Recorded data
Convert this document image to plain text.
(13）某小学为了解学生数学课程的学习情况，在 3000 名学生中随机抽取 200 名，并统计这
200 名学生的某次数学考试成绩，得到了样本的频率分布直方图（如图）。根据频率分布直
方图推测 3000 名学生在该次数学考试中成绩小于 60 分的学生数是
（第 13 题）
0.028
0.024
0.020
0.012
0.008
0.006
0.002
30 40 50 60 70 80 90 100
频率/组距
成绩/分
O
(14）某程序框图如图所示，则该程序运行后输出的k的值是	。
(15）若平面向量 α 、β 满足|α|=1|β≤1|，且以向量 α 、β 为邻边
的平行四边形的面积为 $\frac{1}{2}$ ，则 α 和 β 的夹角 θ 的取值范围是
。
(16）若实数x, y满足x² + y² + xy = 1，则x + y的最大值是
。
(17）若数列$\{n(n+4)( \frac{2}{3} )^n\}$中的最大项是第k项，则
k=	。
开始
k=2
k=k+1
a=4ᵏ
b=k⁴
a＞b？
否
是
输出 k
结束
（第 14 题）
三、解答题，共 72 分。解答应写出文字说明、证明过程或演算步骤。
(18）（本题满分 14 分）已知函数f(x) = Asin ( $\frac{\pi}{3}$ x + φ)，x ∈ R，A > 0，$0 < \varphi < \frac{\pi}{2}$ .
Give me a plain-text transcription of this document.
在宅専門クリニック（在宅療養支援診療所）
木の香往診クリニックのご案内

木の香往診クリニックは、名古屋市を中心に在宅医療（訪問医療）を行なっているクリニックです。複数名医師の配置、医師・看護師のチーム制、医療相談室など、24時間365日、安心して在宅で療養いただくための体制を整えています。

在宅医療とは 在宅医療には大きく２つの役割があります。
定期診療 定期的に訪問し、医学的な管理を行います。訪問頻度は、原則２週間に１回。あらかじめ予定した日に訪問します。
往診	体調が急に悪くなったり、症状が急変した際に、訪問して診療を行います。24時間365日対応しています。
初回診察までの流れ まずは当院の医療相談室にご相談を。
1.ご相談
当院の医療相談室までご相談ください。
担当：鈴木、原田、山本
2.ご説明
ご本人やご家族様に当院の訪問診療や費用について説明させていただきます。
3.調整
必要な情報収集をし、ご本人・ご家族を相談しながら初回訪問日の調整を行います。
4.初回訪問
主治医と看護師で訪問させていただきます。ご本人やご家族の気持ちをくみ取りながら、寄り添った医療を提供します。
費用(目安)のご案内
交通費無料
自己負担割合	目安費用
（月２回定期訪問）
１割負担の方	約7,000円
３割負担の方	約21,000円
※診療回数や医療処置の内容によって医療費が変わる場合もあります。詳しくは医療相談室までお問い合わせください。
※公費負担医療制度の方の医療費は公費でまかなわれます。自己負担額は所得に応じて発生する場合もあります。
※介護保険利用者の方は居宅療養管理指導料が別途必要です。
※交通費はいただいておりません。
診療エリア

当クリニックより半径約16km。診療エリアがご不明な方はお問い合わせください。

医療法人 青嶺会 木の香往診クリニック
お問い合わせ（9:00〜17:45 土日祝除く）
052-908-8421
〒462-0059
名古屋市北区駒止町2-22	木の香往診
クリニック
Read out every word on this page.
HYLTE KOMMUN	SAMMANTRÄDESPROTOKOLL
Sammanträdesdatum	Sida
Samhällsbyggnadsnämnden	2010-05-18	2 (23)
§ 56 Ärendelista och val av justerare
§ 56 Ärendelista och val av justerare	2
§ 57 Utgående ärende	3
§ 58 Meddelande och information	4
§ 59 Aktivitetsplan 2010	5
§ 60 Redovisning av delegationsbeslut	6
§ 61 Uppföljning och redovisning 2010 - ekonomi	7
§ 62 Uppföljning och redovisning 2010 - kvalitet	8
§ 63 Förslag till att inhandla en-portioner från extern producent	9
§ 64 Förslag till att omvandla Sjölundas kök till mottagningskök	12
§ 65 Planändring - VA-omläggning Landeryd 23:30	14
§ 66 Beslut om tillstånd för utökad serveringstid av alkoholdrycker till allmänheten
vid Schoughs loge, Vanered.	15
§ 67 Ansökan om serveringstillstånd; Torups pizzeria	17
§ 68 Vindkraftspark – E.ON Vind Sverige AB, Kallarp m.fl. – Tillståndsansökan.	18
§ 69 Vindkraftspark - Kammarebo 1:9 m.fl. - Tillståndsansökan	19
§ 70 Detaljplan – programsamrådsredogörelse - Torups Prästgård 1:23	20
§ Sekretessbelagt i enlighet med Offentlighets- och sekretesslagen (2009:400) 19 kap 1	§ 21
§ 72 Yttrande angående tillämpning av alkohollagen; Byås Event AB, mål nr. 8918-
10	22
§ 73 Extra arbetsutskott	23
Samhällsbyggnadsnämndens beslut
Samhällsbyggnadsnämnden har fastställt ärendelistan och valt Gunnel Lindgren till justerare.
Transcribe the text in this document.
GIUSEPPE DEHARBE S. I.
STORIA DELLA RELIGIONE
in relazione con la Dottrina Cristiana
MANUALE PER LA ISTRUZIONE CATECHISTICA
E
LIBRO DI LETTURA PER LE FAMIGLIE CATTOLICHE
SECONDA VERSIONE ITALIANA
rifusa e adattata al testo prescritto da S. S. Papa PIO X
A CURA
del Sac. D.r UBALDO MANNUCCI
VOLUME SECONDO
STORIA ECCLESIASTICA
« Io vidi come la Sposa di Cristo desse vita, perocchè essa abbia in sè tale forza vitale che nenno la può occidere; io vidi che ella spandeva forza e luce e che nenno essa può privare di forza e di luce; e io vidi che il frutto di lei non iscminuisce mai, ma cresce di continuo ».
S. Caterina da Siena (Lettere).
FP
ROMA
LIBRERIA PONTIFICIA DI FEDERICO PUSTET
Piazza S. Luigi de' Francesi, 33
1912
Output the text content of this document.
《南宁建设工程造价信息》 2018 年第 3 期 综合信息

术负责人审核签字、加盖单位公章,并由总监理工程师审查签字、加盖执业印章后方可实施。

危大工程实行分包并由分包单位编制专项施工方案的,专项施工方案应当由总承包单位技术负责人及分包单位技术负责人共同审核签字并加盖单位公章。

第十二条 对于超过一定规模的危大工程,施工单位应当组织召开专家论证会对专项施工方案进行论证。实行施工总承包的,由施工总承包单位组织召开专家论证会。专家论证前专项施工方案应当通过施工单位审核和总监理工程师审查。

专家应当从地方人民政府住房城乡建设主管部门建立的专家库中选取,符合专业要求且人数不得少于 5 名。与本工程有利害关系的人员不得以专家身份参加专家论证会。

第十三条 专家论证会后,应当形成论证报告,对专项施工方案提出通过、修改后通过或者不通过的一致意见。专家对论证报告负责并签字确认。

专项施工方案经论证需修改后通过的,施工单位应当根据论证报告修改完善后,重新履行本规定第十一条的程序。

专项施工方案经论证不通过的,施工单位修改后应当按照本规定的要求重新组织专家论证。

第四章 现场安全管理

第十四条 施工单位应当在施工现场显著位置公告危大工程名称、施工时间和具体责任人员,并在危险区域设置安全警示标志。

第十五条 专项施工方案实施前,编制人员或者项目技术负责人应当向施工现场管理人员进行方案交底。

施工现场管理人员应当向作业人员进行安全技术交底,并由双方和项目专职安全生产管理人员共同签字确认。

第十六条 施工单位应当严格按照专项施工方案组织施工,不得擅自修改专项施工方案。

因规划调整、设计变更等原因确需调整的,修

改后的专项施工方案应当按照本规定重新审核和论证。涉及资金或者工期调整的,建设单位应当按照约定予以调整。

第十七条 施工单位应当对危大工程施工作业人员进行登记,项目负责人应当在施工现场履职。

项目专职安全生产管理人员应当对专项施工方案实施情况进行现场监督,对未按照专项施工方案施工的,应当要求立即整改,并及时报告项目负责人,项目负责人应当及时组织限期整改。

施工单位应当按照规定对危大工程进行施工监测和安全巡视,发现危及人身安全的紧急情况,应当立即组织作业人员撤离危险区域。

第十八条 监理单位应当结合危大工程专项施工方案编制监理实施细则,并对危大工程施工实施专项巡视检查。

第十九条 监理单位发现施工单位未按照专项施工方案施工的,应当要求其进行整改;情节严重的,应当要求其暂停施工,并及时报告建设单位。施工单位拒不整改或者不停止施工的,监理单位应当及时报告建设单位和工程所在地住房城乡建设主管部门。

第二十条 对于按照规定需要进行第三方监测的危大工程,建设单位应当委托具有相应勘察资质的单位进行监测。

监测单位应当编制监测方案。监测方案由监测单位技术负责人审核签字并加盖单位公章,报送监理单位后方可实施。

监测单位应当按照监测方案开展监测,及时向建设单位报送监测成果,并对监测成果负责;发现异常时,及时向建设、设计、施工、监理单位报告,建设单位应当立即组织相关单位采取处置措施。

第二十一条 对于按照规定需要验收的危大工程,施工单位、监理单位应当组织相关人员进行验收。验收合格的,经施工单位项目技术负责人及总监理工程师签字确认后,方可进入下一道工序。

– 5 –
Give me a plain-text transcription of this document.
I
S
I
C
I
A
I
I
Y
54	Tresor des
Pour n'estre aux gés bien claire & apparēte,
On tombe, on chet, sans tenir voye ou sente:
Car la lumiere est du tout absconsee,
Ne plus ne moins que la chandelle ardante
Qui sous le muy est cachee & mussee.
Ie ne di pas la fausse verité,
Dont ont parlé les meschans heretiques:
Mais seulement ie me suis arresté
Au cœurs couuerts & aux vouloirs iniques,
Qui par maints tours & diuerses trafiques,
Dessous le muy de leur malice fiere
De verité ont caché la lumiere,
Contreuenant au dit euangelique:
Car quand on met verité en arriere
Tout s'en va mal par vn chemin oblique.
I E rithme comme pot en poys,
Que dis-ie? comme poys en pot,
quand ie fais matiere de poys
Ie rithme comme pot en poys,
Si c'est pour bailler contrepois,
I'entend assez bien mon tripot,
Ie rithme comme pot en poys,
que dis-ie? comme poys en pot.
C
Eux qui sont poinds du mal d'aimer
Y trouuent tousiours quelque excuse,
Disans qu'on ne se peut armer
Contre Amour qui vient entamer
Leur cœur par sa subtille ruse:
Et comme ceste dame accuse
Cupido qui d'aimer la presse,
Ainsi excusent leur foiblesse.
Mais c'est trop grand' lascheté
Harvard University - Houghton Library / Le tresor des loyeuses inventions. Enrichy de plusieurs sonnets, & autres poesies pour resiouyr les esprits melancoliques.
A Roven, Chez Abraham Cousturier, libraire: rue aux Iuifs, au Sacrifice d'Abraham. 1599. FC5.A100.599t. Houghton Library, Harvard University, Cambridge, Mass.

• _What you are asked to do_
Filter the listing for the word "quand" and copy every line that holds it.

• _Task result_
Car quand on met verité en arriere
quand ie fais matiere de poys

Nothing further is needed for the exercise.